*Objective*. Locate every line that holds the string "labourer" and copy it.

+++++

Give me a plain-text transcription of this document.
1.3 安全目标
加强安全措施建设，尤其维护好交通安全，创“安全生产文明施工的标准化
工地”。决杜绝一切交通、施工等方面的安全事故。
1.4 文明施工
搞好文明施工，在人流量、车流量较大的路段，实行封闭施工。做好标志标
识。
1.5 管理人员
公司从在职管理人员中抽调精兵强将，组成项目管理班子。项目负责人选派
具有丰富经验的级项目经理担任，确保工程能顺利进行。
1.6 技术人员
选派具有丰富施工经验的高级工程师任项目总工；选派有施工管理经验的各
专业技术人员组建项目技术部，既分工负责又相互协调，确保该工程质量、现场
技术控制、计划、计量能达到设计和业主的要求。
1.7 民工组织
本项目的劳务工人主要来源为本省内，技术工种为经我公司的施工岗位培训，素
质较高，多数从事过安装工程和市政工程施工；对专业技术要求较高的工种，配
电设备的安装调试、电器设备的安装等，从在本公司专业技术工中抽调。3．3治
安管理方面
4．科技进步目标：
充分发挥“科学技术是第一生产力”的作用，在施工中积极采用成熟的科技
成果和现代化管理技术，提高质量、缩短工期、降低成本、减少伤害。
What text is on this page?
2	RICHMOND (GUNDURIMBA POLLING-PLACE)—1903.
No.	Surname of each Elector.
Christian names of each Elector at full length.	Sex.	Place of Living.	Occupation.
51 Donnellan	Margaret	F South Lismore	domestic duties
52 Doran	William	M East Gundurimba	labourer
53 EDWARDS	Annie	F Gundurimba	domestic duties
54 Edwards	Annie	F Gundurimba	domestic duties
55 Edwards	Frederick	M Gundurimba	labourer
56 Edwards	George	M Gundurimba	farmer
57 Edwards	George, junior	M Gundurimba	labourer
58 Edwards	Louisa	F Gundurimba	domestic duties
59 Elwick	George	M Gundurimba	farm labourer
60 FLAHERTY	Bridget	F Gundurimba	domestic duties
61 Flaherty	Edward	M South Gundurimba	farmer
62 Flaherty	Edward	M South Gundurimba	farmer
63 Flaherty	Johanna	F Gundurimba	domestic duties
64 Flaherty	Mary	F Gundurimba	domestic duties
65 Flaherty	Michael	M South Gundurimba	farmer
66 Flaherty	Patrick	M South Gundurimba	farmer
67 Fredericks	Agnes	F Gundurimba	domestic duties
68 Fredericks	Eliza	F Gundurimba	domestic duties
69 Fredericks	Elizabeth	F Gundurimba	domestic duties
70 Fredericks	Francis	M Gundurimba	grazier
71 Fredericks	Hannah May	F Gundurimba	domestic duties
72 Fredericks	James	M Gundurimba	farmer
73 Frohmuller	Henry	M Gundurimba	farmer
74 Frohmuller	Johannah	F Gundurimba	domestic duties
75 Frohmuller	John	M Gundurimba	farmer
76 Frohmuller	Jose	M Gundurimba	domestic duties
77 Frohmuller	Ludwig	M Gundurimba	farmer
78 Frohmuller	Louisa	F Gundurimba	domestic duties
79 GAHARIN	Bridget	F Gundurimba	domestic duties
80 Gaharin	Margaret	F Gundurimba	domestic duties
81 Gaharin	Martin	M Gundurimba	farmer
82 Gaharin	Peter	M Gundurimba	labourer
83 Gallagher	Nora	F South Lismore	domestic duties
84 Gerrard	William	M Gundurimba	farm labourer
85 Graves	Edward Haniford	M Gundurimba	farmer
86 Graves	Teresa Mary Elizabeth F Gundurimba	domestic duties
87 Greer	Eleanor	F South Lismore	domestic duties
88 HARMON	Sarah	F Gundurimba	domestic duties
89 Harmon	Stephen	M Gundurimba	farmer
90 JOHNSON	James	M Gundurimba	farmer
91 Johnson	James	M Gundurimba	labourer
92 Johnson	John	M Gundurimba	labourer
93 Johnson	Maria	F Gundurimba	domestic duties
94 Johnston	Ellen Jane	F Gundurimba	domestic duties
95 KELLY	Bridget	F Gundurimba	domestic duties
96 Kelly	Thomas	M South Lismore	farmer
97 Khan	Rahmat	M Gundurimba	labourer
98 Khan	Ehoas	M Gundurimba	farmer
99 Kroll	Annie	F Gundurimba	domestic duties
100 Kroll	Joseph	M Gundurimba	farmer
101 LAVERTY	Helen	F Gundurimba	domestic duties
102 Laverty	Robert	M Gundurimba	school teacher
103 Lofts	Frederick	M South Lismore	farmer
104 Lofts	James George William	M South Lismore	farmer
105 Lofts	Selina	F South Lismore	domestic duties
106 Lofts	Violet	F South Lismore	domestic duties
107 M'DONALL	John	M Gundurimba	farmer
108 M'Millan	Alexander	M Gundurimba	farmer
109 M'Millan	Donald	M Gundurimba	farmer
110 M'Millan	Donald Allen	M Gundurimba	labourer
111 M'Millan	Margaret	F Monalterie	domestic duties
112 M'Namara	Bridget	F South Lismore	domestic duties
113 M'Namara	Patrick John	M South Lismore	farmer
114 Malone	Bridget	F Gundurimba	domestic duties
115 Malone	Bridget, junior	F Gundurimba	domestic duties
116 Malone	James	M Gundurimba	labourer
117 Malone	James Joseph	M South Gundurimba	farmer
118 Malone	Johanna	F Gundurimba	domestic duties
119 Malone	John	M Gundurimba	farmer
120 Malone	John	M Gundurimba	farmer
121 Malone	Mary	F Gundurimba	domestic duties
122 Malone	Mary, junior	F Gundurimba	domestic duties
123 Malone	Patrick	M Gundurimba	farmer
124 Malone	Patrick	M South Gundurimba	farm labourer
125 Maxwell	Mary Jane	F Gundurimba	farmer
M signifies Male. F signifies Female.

+++++

*Answer to the exercise*.
52 Doran	William	M East Gundurimba	labourer
55 Edwards	Frederick	M Gundurimba	labourer
57 Edwards	George, junior	M Gundurimba	labourer
59 Elwick	George	M Gundurimba	farm labourer
82 Gaharin	Peter	M Gundurimba	labourer
84 Gerrard	William	M Gundurimba	farm labourer
91 Johnson	James	M Gundurimba	labourer
92 Johnson	John	M Gundurimba	labourer
97 Khan	Rahmat	M Gundurimba	labourer
110 M'Millan	Donald Allen	M Gundurimba	labourer
116 Malone	James	M Gundurimba	labourer
124 Malone	Patrick	M South Gundurimba	farm labourer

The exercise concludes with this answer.